/overscripted

Repository for the Mozilla Overscripted Data Mining Challenge

Primary LanguageJupyter NotebookMozilla Public License 2.0MPL-2.0

Overscripted Web: Data Analysis in the Open

The Systems Research Group (SRG) at Mozilla have created and open sourced a data set of publicly available information that was collected by a November 2017 Web crawl. We want to empower the community to explore the unseen or otherwise not obvious series of JavaScript execution events that are triggered once a user visits a webpage, and all the first- and third-party events that are set in motion when people retrieve content. Some preliminary insights already uncovered from this data are illustrated in this blog post. Ongoing analyses can be tracked here

The crawl data hosted here was collected using OpenWPM, which is developed and maintained by the Mozilla Security Engineering team.

Submitting an analysis:

  • Analyses should be performed in Python using the jupyter scientific notebook format and executing in this environment.
  • Analysis can be submitted by filing a Pull Request against this repository with the analysis formatted as an *.ipynb file or folder in the /analyses/ folder.
  • Set-up instructions are provided here: https://github.com/mozilla/overscripted/blob/master/analyses/README.md
  • Notebooks must be well documented and run on the environment described. If additional installations are needed these should be documented.
  • Files and folders should have the format yyyy_mm_username__short-title - the analyses directory contains examples already if this is not clear.
  • PRs altering or updating an existing analysis will not be accepted unless they are tweaking formatting / small errors to facilitate that notebook running. If you wish to continue / build-on someone else's existing analysis start your own analysis folder / file, cite their work, and then proceed with your extension.

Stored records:
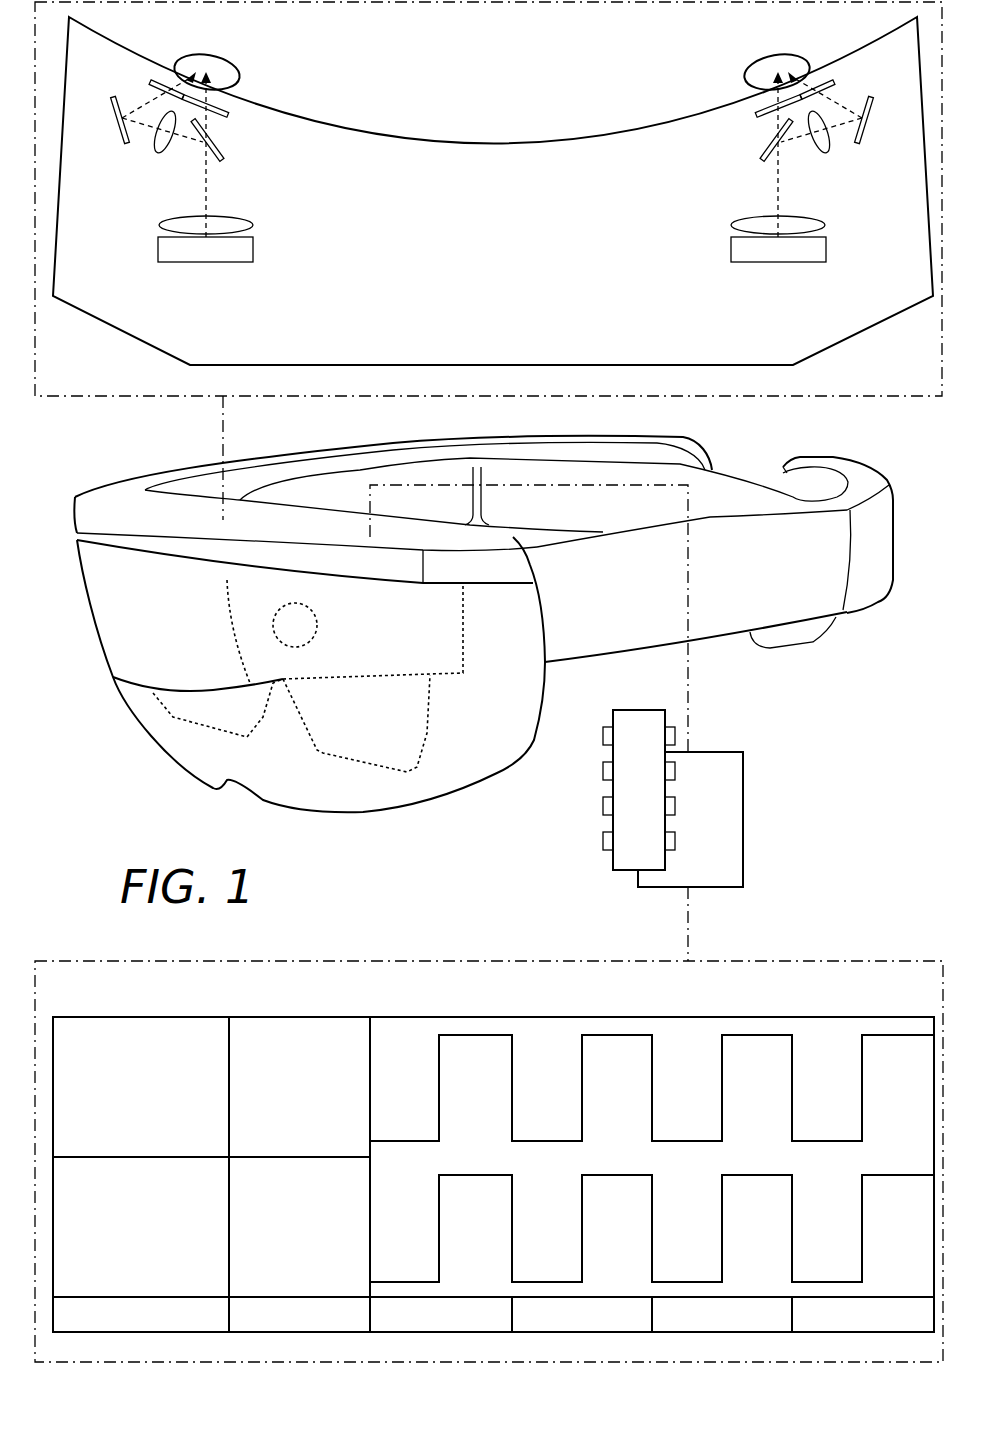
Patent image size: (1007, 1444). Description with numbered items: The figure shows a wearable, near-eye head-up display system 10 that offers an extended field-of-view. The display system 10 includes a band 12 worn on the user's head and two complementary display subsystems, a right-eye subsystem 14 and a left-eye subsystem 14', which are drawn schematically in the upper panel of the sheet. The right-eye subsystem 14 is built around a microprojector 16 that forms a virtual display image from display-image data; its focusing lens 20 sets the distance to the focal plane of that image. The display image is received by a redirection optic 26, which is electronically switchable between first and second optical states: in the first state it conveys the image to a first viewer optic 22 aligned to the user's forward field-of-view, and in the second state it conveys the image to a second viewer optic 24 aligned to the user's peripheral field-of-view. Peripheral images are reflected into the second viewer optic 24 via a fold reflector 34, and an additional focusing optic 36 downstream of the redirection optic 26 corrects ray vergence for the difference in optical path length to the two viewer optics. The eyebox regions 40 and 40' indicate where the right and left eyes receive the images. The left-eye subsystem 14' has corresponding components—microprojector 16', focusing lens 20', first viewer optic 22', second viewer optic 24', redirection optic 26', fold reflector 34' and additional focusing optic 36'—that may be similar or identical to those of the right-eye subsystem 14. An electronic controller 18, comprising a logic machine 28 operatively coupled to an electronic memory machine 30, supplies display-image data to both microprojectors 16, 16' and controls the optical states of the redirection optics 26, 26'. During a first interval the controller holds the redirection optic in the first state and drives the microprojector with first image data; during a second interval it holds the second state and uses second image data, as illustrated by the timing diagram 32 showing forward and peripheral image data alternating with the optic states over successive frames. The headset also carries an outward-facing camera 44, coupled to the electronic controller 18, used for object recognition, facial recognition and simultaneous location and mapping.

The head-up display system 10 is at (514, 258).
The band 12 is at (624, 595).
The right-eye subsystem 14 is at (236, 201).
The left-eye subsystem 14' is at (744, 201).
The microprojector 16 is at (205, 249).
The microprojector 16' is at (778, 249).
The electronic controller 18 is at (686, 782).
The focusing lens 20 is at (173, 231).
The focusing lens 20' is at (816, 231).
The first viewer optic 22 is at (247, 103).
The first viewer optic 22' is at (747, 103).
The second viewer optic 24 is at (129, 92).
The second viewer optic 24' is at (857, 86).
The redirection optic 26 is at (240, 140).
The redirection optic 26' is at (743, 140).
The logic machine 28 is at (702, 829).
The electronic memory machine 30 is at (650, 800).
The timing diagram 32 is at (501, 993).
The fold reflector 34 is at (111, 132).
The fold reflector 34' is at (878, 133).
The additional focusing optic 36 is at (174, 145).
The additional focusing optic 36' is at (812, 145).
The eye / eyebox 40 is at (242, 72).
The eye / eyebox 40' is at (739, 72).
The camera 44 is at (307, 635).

---

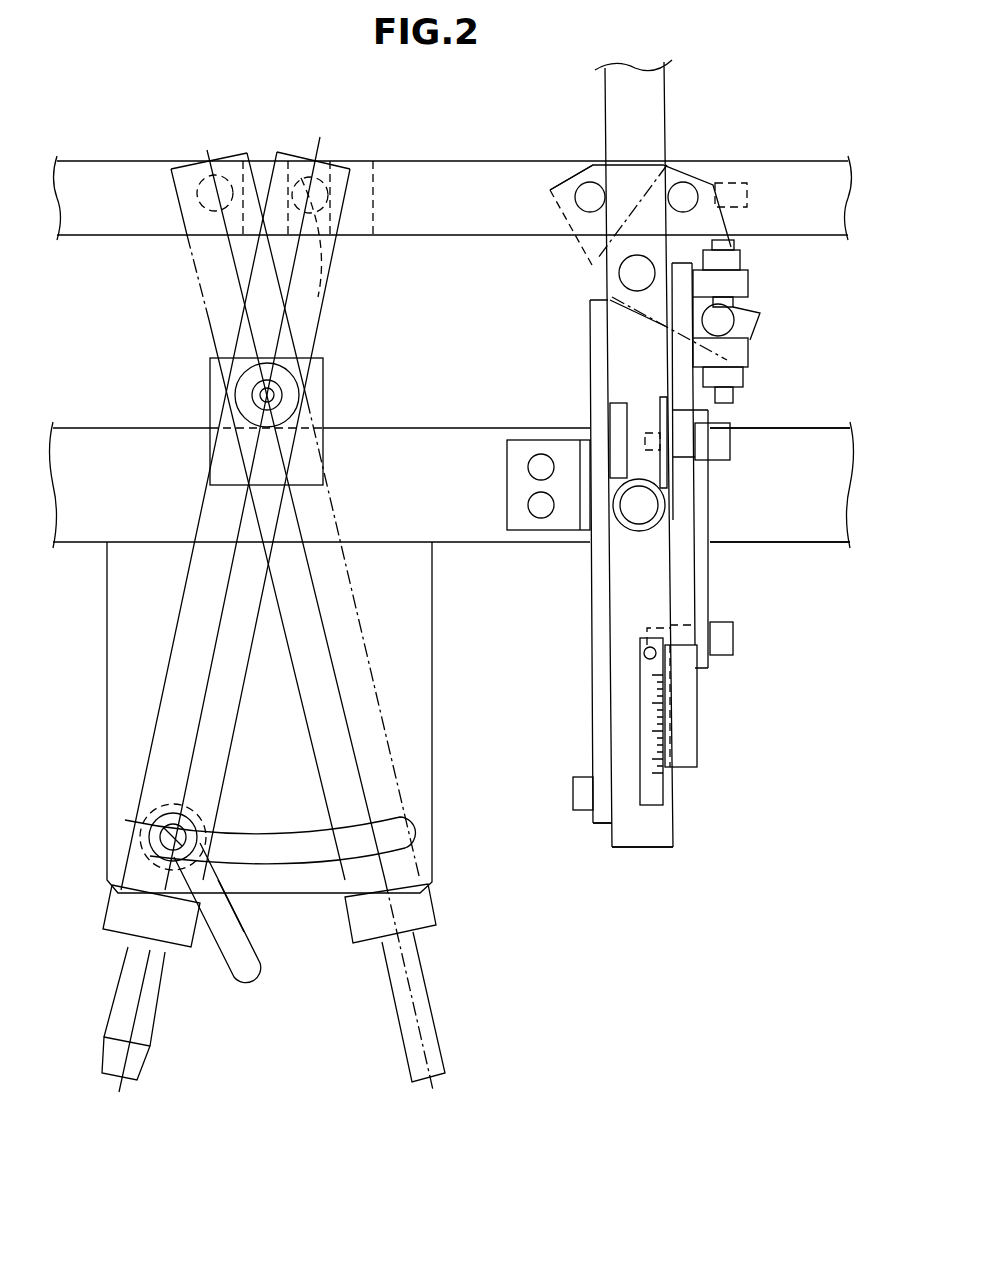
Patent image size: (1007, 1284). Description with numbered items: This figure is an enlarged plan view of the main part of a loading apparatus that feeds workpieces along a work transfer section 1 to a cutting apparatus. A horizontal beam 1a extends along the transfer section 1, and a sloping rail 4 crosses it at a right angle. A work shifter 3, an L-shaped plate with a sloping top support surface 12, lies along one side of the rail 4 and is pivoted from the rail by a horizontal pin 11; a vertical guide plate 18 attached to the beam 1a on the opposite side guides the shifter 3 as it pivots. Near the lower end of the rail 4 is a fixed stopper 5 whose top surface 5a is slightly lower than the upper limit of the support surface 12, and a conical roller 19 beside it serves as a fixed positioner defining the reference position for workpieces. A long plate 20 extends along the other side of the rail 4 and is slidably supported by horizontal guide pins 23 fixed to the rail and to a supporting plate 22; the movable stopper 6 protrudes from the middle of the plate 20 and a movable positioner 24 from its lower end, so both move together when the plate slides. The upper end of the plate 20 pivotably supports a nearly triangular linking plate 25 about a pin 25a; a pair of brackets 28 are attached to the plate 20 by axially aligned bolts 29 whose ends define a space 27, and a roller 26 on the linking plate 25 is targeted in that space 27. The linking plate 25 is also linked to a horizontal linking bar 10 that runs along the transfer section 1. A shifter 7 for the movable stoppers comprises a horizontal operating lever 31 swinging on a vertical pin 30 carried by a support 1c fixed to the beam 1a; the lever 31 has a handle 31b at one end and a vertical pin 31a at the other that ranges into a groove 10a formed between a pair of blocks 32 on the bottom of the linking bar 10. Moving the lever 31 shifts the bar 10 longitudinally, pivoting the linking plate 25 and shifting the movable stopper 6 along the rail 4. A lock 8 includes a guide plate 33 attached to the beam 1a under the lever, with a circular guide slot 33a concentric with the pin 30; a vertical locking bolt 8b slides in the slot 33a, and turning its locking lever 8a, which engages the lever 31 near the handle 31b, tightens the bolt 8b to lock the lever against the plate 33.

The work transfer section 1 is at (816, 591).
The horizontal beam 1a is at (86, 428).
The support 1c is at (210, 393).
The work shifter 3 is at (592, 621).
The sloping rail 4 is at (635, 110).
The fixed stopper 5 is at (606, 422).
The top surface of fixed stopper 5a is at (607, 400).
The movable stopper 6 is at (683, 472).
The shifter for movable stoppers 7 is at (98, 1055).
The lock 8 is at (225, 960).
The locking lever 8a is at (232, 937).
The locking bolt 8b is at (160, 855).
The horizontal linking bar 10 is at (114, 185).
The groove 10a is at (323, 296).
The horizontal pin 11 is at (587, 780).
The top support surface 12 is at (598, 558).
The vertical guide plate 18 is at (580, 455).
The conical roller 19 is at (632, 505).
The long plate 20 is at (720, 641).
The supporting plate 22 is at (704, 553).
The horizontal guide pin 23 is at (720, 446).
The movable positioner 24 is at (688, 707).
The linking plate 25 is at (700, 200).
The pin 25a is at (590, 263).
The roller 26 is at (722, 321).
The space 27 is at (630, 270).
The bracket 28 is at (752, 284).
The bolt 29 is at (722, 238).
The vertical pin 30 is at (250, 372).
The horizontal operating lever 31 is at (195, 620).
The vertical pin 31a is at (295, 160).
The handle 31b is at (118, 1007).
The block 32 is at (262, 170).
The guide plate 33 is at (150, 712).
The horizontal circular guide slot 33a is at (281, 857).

_STATED TASK_:
Type out the full Overscripted repository page above word for word, keeping every line as it appears.

_FINAL ANSWER_:
/overscripted

Repository for the Mozilla Overscripted Data Mining Challenge

Primary LanguageJupyter NotebookMozilla Public License 2.0MPL-2.0

Overscripted Web: Data Analysis in the Open

The Systems Research Group (SRG) at Mozilla have created and open sourced a data set of publicly available information that was collected by a November 2017 Web crawl. We want to empower the community to explore the unseen or otherwise not obvious series of JavaScript execution events that are triggered once a user visits a webpage, and all the first- and third-party events that are set in motion when people retrieve content. Some preliminary insights already uncovered from this data are illustrated in this blog post. Ongoing analyses can be tracked here

The crawl data hosted here was collected using OpenWPM, which is developed and maintained by the Mozilla Security Engineering team.

Submitting an analysis:

  • Analyses should be performed in Python using the jupyter scientific notebook format and executing in this environment.
  • Analysis can be submitted by filing a Pull Request against this repository with the analysis formatted as an *.ipynb file or folder in the /analyses/ folder.
  • Set-up instructions are provided here: https://github.com/mozilla/overscripted/blob/master/analyses/README.md
  • Notebooks must be well documented and run on the environment described. If additional installations are needed these should be documented.
  • Files and folders should have the format yyyy_mm_username__short-title - the analyses directory contains examples already if this is not clear.
  • PRs altering or updating an existing analysis will not be accepted unless they are tweaking formatting / small errors to facilitate that notebook running. If you wish to continue / build-on someone else's existing analysis start your own analysis folder / file, cite their work, and then proceed with your extension.